==== Material for the task ====

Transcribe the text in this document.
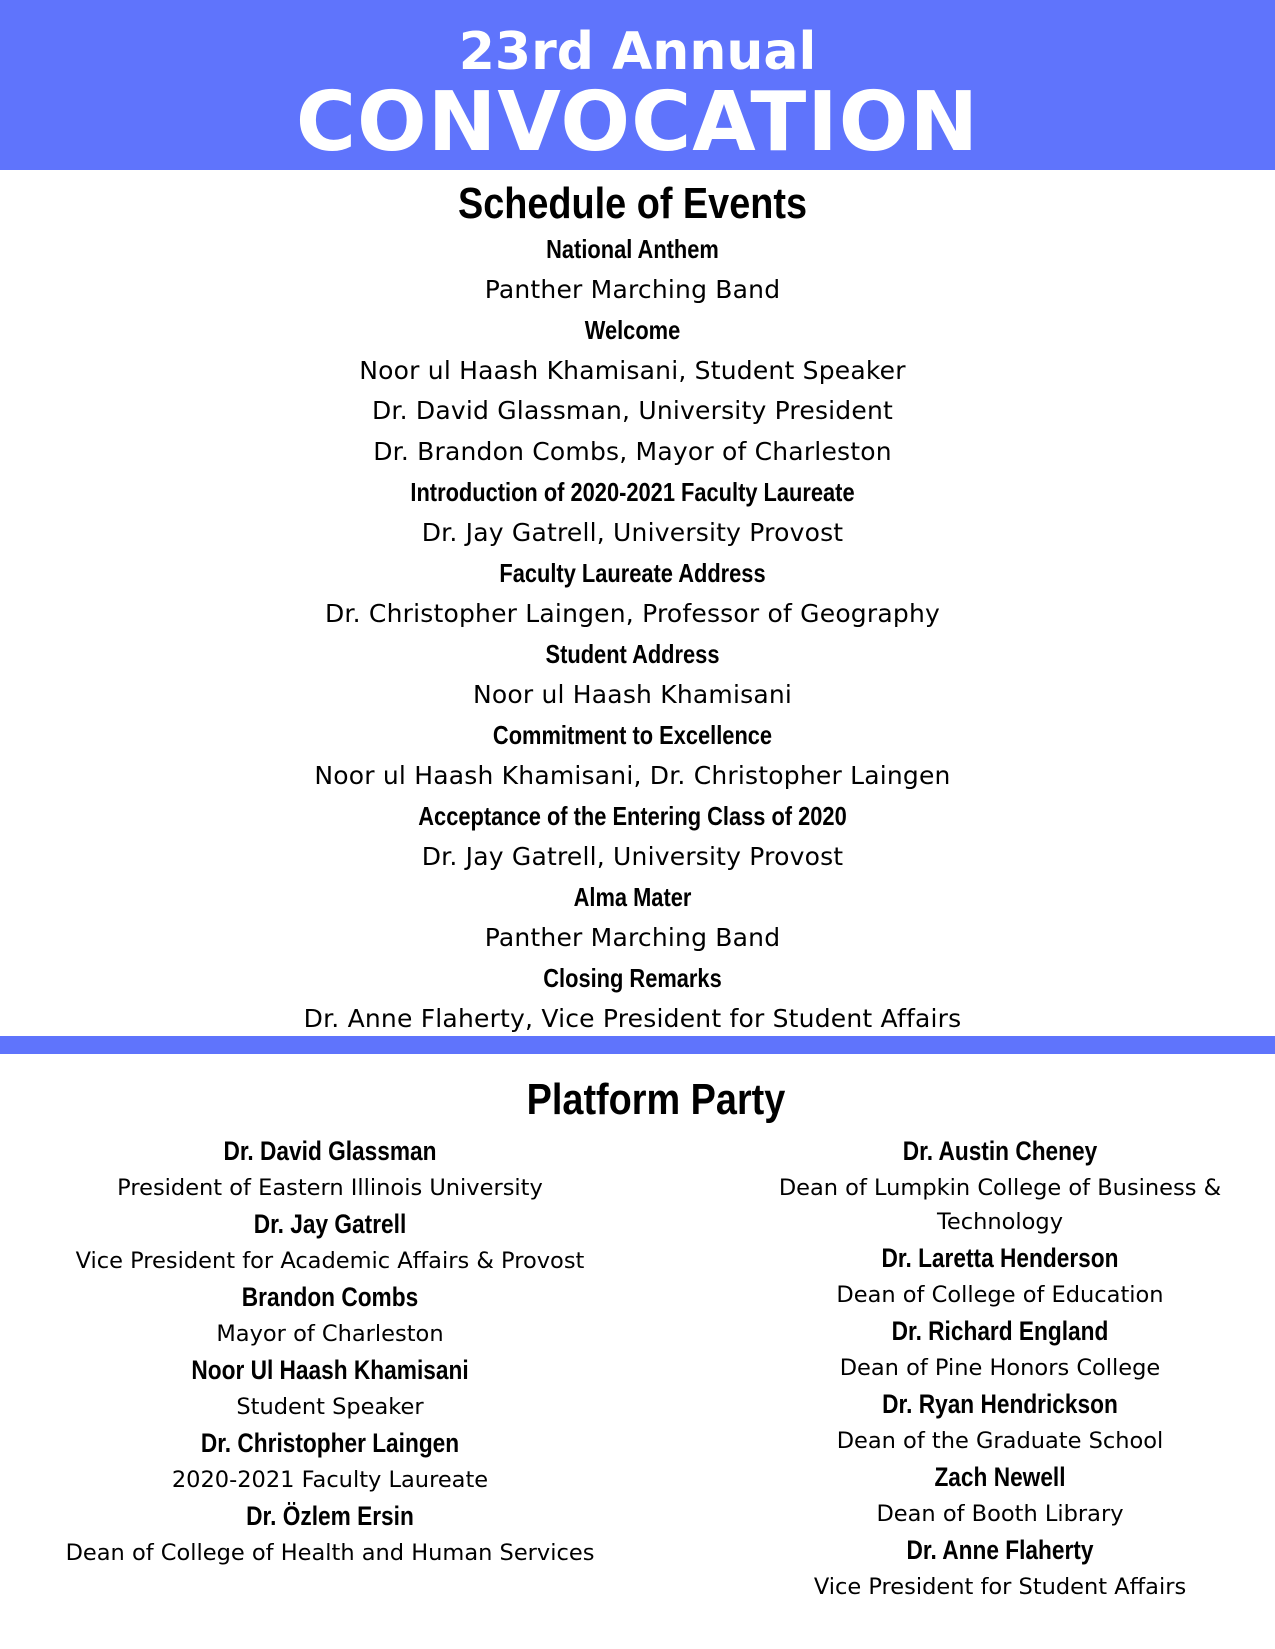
23rd Annual
CONVOCATION
Schedule of Events
National Anthem
Panther Marching Band
Welcome
Noor ul Haash Khamisani, Student Speaker
Dr. David Glassman, University President
Dr. Brandon Combs, Mayor of Charleston
Introduction of 2020-2021 Faculty Laureate
Dr. Jay Gatrell, University Provost
Faculty Laureate Address
Dr. Christopher Laingen, Professor of Geography
Student Address
Noor ul Haash Khamisani
Commitment to Excellence
Noor ul Haash Khamisani, Dr. Christopher Laingen
Acceptance of the Entering Class of 2020
Dr. Jay Gatrell, University Provost
Alma Mater
Panther Marching Band
Closing Remarks
Dr. Anne Flaherty, Vice President for Student Affairs
Platform Party
Dr. David Glassman
President of Eastern Illinois University
Dr. Jay Gatrell
Vice President for Academic Affairs & Provost
Brandon Combs
Mayor of Charleston
Noor Ul Haash Khamisani
Student Speaker
Dr. Christopher Laingen
2020-2021 Faculty Laureate
Dr. Özlem Ersin
Dean of College of Health and Human Services
Dr. Austin Cheney
Dean of Lumpkin College of Business & Technology
Dr. Laretta Henderson
Dean of College of Education
Dr. Richard England
Dean of Pine Honors College
Dr. Ryan Hendrickson
Dean of the Graduate School
Zach Newell
Dean of Booth Library
Dr. Anne Flaherty
Vice President for Student Affairs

====

Short exercise ▸
Without including the pictures, reproduce all entries exactly.

Exercise output ▸
Transcribe the text in this document.
23rd Annual
CONVOCATION
Schedule of Events
National Anthem
Panther Marching Band
Welcome
Noor ul Haash Khamisani, Student Speaker
Dr. David Glassman, University President
Dr. Brandon Combs, Mayor of Charleston
Introduction of 2020-2021 Faculty Laureate
Dr. Jay Gatrell, University Provost
Faculty Laureate Address
Dr. Christopher Laingen, Professor of Geography
Student Address
Noor ul Haash Khamisani
Commitment to Excellence
Noor ul Haash Khamisani, Dr. Christopher Laingen
Acceptance of the Entering Class of 2020
Dr. Jay Gatrell, University Provost
Alma Mater
Panther Marching Band
Closing Remarks
Dr. Anne Flaherty, Vice President for Student Affairs
Platform Party
Dr. David Glassman
President of Eastern Illinois University
Dr. Jay Gatrell
Vice President for Academic Affairs & Provost
Brandon Combs
Mayor of Charleston
Noor Ul Haash Khamisani
Student Speaker
Dr. Christopher Laingen
2020-2021 Faculty Laureate
Dr. Özlem Ersin
Dean of College of Health and Human Services
Dr. Austin Cheney
Dean of Lumpkin College of Business & Technology
Dr. Laretta Henderson
Dean of College of Education
Dr. Richard England
Dean of Pine Honors College
Dr. Ryan Hendrickson
Dean of the Graduate School
Zach Newell
Dean of Booth Library
Dr. Anne Flaherty
Vice President for Student Affairs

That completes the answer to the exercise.